_What is required_:
Each entry below should be reproduced character for character.

[Records from a dataset]
━━━━━━━━

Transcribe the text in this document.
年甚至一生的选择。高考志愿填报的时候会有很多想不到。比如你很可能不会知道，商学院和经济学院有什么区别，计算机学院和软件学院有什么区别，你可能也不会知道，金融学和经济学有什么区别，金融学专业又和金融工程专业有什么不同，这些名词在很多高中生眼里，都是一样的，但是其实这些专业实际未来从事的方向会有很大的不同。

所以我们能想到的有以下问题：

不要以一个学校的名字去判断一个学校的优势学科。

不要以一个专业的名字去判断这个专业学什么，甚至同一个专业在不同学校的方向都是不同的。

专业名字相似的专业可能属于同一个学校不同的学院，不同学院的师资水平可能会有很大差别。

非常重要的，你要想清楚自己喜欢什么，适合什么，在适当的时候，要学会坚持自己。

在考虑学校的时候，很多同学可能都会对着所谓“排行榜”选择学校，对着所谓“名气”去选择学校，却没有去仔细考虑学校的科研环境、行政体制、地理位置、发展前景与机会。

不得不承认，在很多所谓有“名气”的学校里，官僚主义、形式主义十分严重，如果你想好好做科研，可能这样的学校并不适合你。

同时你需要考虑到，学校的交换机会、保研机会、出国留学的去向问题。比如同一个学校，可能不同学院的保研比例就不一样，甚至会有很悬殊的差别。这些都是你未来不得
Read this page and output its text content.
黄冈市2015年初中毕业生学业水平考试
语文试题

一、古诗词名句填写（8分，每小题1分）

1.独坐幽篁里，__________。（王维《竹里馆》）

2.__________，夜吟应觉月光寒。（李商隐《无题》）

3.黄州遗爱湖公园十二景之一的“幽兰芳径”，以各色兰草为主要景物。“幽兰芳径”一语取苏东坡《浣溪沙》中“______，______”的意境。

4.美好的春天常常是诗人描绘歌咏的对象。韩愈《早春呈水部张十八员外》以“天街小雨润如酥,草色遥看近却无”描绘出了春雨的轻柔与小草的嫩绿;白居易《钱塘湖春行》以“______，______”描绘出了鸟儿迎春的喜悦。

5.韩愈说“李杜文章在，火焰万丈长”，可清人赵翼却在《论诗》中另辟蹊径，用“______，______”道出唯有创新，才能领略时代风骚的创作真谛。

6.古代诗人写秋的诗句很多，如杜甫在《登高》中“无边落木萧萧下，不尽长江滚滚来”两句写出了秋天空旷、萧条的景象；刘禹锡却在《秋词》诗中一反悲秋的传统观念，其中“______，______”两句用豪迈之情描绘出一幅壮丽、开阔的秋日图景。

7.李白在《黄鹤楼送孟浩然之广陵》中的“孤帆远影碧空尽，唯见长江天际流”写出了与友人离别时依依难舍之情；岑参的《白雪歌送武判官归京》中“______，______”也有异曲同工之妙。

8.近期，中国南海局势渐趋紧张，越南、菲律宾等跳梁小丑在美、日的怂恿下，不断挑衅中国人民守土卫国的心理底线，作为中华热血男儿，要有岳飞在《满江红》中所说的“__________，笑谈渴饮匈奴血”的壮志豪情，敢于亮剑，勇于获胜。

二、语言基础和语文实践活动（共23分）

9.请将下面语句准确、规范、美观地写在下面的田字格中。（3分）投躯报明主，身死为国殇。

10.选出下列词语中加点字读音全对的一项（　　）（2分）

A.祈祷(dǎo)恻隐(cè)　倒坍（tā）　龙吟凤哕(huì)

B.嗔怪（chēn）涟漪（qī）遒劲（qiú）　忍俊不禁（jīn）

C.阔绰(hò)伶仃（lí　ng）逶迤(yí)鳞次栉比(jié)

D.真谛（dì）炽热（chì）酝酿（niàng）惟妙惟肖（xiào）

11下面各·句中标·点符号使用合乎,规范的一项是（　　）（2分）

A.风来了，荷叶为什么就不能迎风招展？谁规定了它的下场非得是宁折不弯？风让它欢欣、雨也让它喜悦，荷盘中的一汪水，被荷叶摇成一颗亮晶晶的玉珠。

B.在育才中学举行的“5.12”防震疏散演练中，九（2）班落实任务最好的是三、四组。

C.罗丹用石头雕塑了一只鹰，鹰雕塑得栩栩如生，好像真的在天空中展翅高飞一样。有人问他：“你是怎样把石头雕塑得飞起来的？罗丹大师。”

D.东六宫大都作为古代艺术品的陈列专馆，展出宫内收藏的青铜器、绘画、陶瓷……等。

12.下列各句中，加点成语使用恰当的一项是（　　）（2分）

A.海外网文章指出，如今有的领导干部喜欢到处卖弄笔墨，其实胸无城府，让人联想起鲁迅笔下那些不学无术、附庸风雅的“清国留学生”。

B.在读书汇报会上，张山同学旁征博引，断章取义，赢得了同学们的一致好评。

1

━━━━━━━━

_Exercise output_:
Transcribe the text in this document.
年甚至一生的选择。高考志愿填报的时候会有很多想不到。比如你很可能不会知道，商学院和经济学院有什么区别，计算机学院和软件学院有什么区别，你可能也不会知道，金融学和经济学有什么区别，金融学专业又和金融工程专业有什么不同，这些名词在很多高中生眼里，都是一样的，但是其实这些专业实际未来从事的方向会有很大的不同。

所以我们能想到的有以下问题：

不要以一个学校的名字去判断一个学校的优势学科。

不要以一个专业的名字去判断这个专业学什么，甚至同一个专业在不同学校的方向都是不同的。

专业名字相似的专业可能属于同一个学校不同的学院，不同学院的师资水平可能会有很大差别。

非常重要的，你要想清楚自己喜欢什么，适合什么，在适当的时候，要学会坚持自己。

在考虑学校的时候，很多同学可能都会对着所谓“排行榜”选择学校，对着所谓“名气”去选择学校，却没有去仔细考虑学校的科研环境、行政体制、地理位置、发展前景与机会。

不得不承认，在很多所谓有“名气”的学校里，官僚主义、形式主义十分严重，如果你想好好做科研，可能这样的学校并不适合你。

同时你需要考虑到，学校的交换机会、保研机会、出国留学的去向问题。比如同一个学校，可能不同学院的保研比例就不一样，甚至会有很悬殊的差别。这些都是你未来不得
Read this page and output its text content.
黄冈市2015年初中毕业生学业水平考试
语文试题

一、古诗词名句填写（8分，每小题1分）

1.独坐幽篁里，__________。（王维《竹里馆》）

2.__________，夜吟应觉月光寒。（李商隐《无题》）

3.黄州遗爱湖公园十二景之一的“幽兰芳径”，以各色兰草为主要景物。“幽兰芳径”一语取苏东坡《浣溪沙》中“______，______”的意境。

4.美好的春天常常是诗人描绘歌咏的对象。韩愈《早春呈水部张十八员外》以“天街小雨润如酥,草色遥看近却无”描绘出了春雨的轻柔与小草的嫩绿;白居易《钱塘湖春行》以“______，______”描绘出了鸟儿迎春的喜悦。

5.韩愈说“李杜文章在，火焰万丈长”，可清人赵翼却在《论诗》中另辟蹊径，用“______，______”道出唯有创新，才能领略时代风骚的创作真谛。

6.古代诗人写秋的诗句很多，如杜甫在《登高》中“无边落木萧萧下，不尽长江滚滚来”两句写出了秋天空旷、萧条的景象；刘禹锡却在《秋词》诗中一反悲秋的传统观念，其中“______，______”两句用豪迈之情描绘出一幅壮丽、开阔的秋日图景。

7.李白在《黄鹤楼送孟浩然之广陵》中的“孤帆远影碧空尽，唯见长江天际流”写出了与友人离别时依依难舍之情；岑参的《白雪歌送武判官归京》中“______，______”也有异曲同工之妙。

8.近期，中国南海局势渐趋紧张，越南、菲律宾等跳梁小丑在美、日的怂恿下，不断挑衅中国人民守土卫国的心理底线，作为中华热血男儿，要有岳飞在《满江红》中所说的“__________，笑谈渴饮匈奴血”的壮志豪情，敢于亮剑，勇于获胜。

二、语言基础和语文实践活动（共23分）

9.请将下面语句准确、规范、美观地写在下面的田字格中。（3分）投躯报明主，身死为国殇。

10.选出下列词语中加点字读音全对的一项（　　）（2分）

A.祈祷(dǎo)恻隐(cè)　倒坍（tā）　龙吟凤哕(huì)

B.嗔怪（chēn）涟漪（qī）遒劲（qiú）　忍俊不禁（jīn）

C.阔绰(hò)伶仃（lí　ng）逶迤(yí)鳞次栉比(jié)

D.真谛（dì）炽热（chì）酝酿（niàng）惟妙惟肖（xiào）

11下面各·句中标·点符号使用合乎,规范的一项是（　　）（2分）

A.风来了，荷叶为什么就不能迎风招展？谁规定了它的下场非得是宁折不弯？风让它欢欣、雨也让它喜悦，荷盘中的一汪水，被荷叶摇成一颗亮晶晶的玉珠。

B.在育才中学举行的“5.12”防震疏散演练中，九（2）班落实任务最好的是三、四组。

C.罗丹用石头雕塑了一只鹰，鹰雕塑得栩栩如生，好像真的在天空中展翅高飞一样。有人问他：“你是怎样把石头雕塑得飞起来的？罗丹大师。”

D.东六宫大都作为古代艺术品的陈列专馆，展出宫内收藏的青铜器、绘画、陶瓷……等。

12.下列各句中，加点成语使用恰当的一项是（　　）（2分）

A.海外网文章指出，如今有的领导干部喜欢到处卖弄笔墨，其实胸无城府，让人联想起鲁迅笔下那些不学无术、附庸风雅的“清国留学生”。

B.在读书汇报会上，张山同学旁征博引，断章取义，赢得了同学们的一致好评。

1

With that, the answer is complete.